Search the material below for the word "post". Copy every line that has it.

Given records
....

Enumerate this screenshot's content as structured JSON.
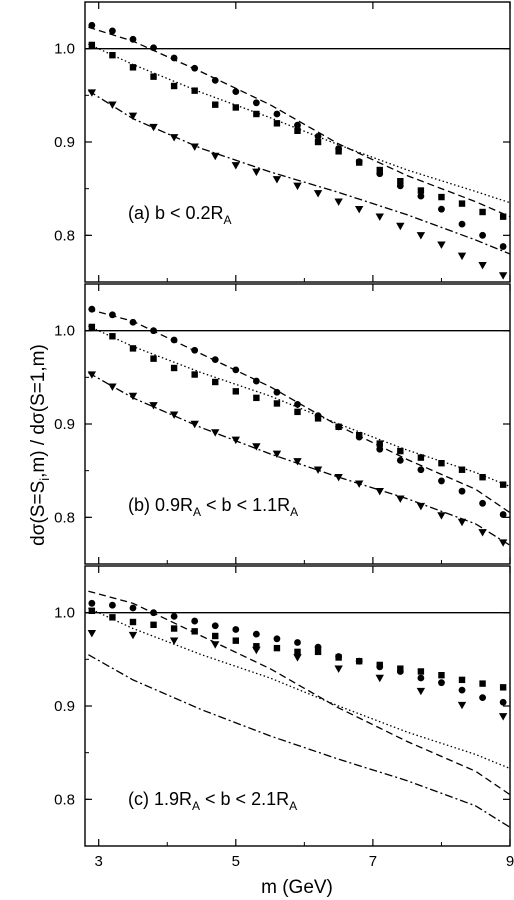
{
  "xlabel": "m (GeV)",
  "ylabel": "dσ(S=S_i,m) / dσ(S=1,m)",
  "ylabel_parts": {
    "pre": "dσ(S=S",
    "sub": "i",
    "post": ",m) / dσ(S=1,m)"
  },
  "colors": {
    "axes": "#000000",
    "data": "#000000",
    "background": "#ffffff"
  },
  "chart_data": [
    {
      "type": "scatter",
      "panel_label": {
        "pre": "(a)   b < 0.2R",
        "sub": "A",
        "post": ""
      },
      "xlim": [
        2.8,
        9.0
      ],
      "ylim": [
        0.75,
        1.05
      ],
      "xticks": [
        3,
        5,
        7,
        9
      ],
      "yticks": [
        0.8,
        0.9,
        1.0
      ],
      "xtick_labels": [
        "",
        "",
        "",
        ""
      ],
      "ytick_labels": [
        "0.8",
        "0.9",
        "1.0"
      ],
      "reference_line": 1.0,
      "curves": [
        {
          "style": "dashed",
          "x": [
            2.85,
            3.5,
            4.5,
            5.5,
            6.5,
            7.5,
            8.5,
            9.0
          ],
          "y": [
            1.023,
            1.008,
            0.975,
            0.94,
            0.898,
            0.864,
            0.836,
            0.82
          ]
        },
        {
          "style": "dotted",
          "x": [
            2.85,
            3.5,
            4.5,
            5.5,
            6.5,
            7.5,
            8.5,
            9.0
          ],
          "y": [
            1.005,
            0.983,
            0.953,
            0.926,
            0.897,
            0.87,
            0.847,
            0.835
          ]
        },
        {
          "style": "dashdot",
          "x": [
            2.85,
            3.5,
            4.5,
            5.5,
            6.5,
            7.5,
            8.5,
            9.0
          ],
          "y": [
            0.955,
            0.925,
            0.893,
            0.868,
            0.846,
            0.822,
            0.795,
            0.78
          ]
        }
      ],
      "series": [
        {
          "marker": "circle",
          "x": [
            2.9,
            3.2,
            3.5,
            3.8,
            4.1,
            4.4,
            4.7,
            5.0,
            5.3,
            5.6,
            5.9,
            6.2,
            6.5,
            6.8,
            7.1,
            7.4,
            7.7,
            8.0,
            8.3,
            8.6,
            8.9
          ],
          "y": [
            1.025,
            1.019,
            1.01,
            1.001,
            0.99,
            0.979,
            0.966,
            0.954,
            0.942,
            0.93,
            0.918,
            0.906,
            0.893,
            0.879,
            0.866,
            0.853,
            0.842,
            0.828,
            0.812,
            0.8,
            0.788
          ]
        },
        {
          "marker": "square",
          "x": [
            2.9,
            3.2,
            3.5,
            3.8,
            4.1,
            4.4,
            4.7,
            5.0,
            5.3,
            5.6,
            5.9,
            6.2,
            6.5,
            6.8,
            7.1,
            7.4,
            7.7,
            8.0,
            8.3,
            8.6,
            8.9
          ],
          "y": [
            1.004,
            0.993,
            0.98,
            0.97,
            0.96,
            0.955,
            0.94,
            0.937,
            0.93,
            0.92,
            0.912,
            0.9,
            0.89,
            0.878,
            0.87,
            0.858,
            0.848,
            0.841,
            0.834,
            0.825,
            0.82
          ]
        },
        {
          "marker": "triangle-down",
          "x": [
            2.9,
            3.2,
            3.5,
            3.8,
            4.1,
            4.4,
            4.7,
            5.0,
            5.3,
            5.6,
            5.9,
            6.2,
            6.5,
            6.8,
            7.1,
            7.4,
            7.7,
            8.0,
            8.3,
            8.6,
            8.9
          ],
          "y": [
            0.953,
            0.94,
            0.928,
            0.916,
            0.905,
            0.895,
            0.885,
            0.875,
            0.868,
            0.86,
            0.853,
            0.845,
            0.836,
            0.828,
            0.82,
            0.81,
            0.8,
            0.79,
            0.778,
            0.768,
            0.757
          ]
        }
      ]
    },
    {
      "type": "scatter",
      "panel_label": {
        "pre": "(b)   0.9R",
        "sub": "A",
        "post": " < b < 1.1R",
        "sub2": "A"
      },
      "xlim": [
        2.8,
        9.0
      ],
      "ylim": [
        0.75,
        1.05
      ],
      "xticks": [
        3,
        5,
        7,
        9
      ],
      "yticks": [
        0.8,
        0.9,
        1.0
      ],
      "xtick_labels": [
        "",
        "",
        "",
        ""
      ],
      "ytick_labels": [
        "0.8",
        "0.9",
        "1.0"
      ],
      "reference_line": 1.0,
      "curves": [
        {
          "style": "dashed",
          "x": [
            2.85,
            3.5,
            4.5,
            5.5,
            6.5,
            7.5,
            8.5,
            9.0
          ],
          "y": [
            1.023,
            1.01,
            0.975,
            0.94,
            0.898,
            0.862,
            0.83,
            0.805
          ]
        },
        {
          "style": "dotted",
          "x": [
            2.85,
            3.5,
            4.5,
            5.5,
            6.5,
            7.5,
            8.5,
            9.0
          ],
          "y": [
            1.005,
            0.983,
            0.955,
            0.93,
            0.9,
            0.872,
            0.848,
            0.833
          ]
        },
        {
          "style": "dashdot",
          "x": [
            2.85,
            3.5,
            4.5,
            5.5,
            6.5,
            7.5,
            8.5,
            9.0
          ],
          "y": [
            0.955,
            0.928,
            0.896,
            0.868,
            0.843,
            0.82,
            0.793,
            0.77
          ]
        }
      ],
      "series": [
        {
          "marker": "circle",
          "x": [
            2.9,
            3.2,
            3.5,
            3.8,
            4.1,
            4.4,
            4.7,
            5.0,
            5.3,
            5.6,
            5.9,
            6.2,
            6.5,
            6.8,
            7.1,
            7.4,
            7.7,
            8.0,
            8.3,
            8.6,
            8.9
          ],
          "y": [
            1.023,
            1.017,
            1.009,
            1.0,
            0.99,
            0.979,
            0.969,
            0.958,
            0.946,
            0.934,
            0.921,
            0.909,
            0.897,
            0.886,
            0.873,
            0.861,
            0.851,
            0.839,
            0.828,
            0.815,
            0.803
          ]
        },
        {
          "marker": "square",
          "x": [
            2.9,
            3.2,
            3.5,
            3.8,
            4.1,
            4.4,
            4.7,
            5.0,
            5.3,
            5.6,
            5.9,
            6.2,
            6.5,
            6.8,
            7.1,
            7.4,
            7.7,
            8.0,
            8.3,
            8.6,
            8.9
          ],
          "y": [
            1.004,
            0.994,
            0.981,
            0.97,
            0.96,
            0.953,
            0.945,
            0.935,
            0.928,
            0.922,
            0.913,
            0.906,
            0.897,
            0.888,
            0.879,
            0.871,
            0.864,
            0.858,
            0.851,
            0.843,
            0.835
          ]
        },
        {
          "marker": "triangle-down",
          "x": [
            2.9,
            3.2,
            3.5,
            3.8,
            4.1,
            4.4,
            4.7,
            5.0,
            5.3,
            5.6,
            5.9,
            6.2,
            6.5,
            6.8,
            7.1,
            7.4,
            7.7,
            8.0,
            8.3,
            8.6,
            8.9
          ],
          "y": [
            0.953,
            0.94,
            0.93,
            0.92,
            0.91,
            0.9,
            0.891,
            0.883,
            0.876,
            0.868,
            0.86,
            0.851,
            0.843,
            0.836,
            0.828,
            0.82,
            0.812,
            0.802,
            0.795,
            0.784,
            0.773
          ]
        }
      ]
    },
    {
      "type": "scatter",
      "panel_label": {
        "pre": "(c)   1.9R",
        "sub": "A",
        "post": " < b < 2.1R",
        "sub2": "A"
      },
      "xlim": [
        2.8,
        9.0
      ],
      "ylim": [
        0.75,
        1.05
      ],
      "xticks": [
        3,
        5,
        7,
        9
      ],
      "yticks": [
        0.8,
        0.9,
        1.0
      ],
      "xtick_labels": [
        "3",
        "5",
        "7",
        "9"
      ],
      "ytick_labels": [
        "0.8",
        "0.9",
        "1.0"
      ],
      "reference_line": 1.0,
      "curves": [
        {
          "style": "dashed",
          "x": [
            2.85,
            3.5,
            4.5,
            5.5,
            6.5,
            7.5,
            8.5,
            9.0
          ],
          "y": [
            1.023,
            1.01,
            0.975,
            0.94,
            0.898,
            0.862,
            0.83,
            0.805
          ]
        },
        {
          "style": "dotted",
          "x": [
            2.85,
            3.5,
            4.5,
            5.5,
            6.5,
            7.5,
            8.5,
            9.0
          ],
          "y": [
            1.005,
            0.983,
            0.955,
            0.93,
            0.9,
            0.872,
            0.848,
            0.833
          ]
        },
        {
          "style": "dashdot",
          "x": [
            2.85,
            3.5,
            4.5,
            5.5,
            6.5,
            7.5,
            8.5,
            9.0
          ],
          "y": [
            0.955,
            0.928,
            0.896,
            0.868,
            0.843,
            0.82,
            0.793,
            0.77
          ]
        }
      ],
      "series": [
        {
          "marker": "circle",
          "x": [
            2.9,
            3.2,
            3.5,
            3.8,
            4.1,
            4.4,
            4.7,
            5.0,
            5.3,
            5.6,
            5.9,
            6.2,
            6.5,
            6.8,
            7.1,
            7.4,
            7.7,
            8.0,
            8.3,
            8.6,
            8.9
          ],
          "y": [
            1.01,
            1.008,
            1.005,
            1.0,
            0.996,
            0.991,
            0.986,
            0.982,
            0.977,
            0.972,
            0.968,
            0.963,
            0.953,
            0.948,
            0.942,
            0.937,
            0.93,
            0.925,
            0.917,
            0.909,
            0.904
          ]
        },
        {
          "marker": "square",
          "x": [
            2.9,
            3.2,
            3.5,
            3.8,
            4.1,
            4.4,
            4.7,
            5.0,
            5.3,
            5.6,
            5.9,
            6.2,
            6.5,
            6.8,
            7.1,
            7.4,
            7.7,
            8.0,
            8.3,
            8.6,
            8.9
          ],
          "y": [
            1.002,
            0.995,
            0.99,
            0.987,
            0.983,
            0.98,
            0.975,
            0.97,
            0.964,
            0.962,
            0.958,
            0.958,
            0.952,
            0.948,
            0.944,
            0.94,
            0.937,
            0.933,
            0.928,
            0.924,
            0.92
          ]
        },
        {
          "marker": "triangle-down",
          "x": [
            2.9,
            3.5,
            4.1,
            4.7,
            5.3,
            5.9,
            6.5,
            7.1,
            7.7,
            8.3,
            8.9
          ],
          "y": [
            0.978,
            0.976,
            0.97,
            0.966,
            0.96,
            0.952,
            0.94,
            0.93,
            0.916,
            0.901,
            0.889
          ]
        }
      ]
    }
  ]
}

....

Task solution
    "post": ",m) / dσ(S=1,m)"
        "post": ""
        "post": " < b < 1.1R",
        "post": " < b < 2.1R",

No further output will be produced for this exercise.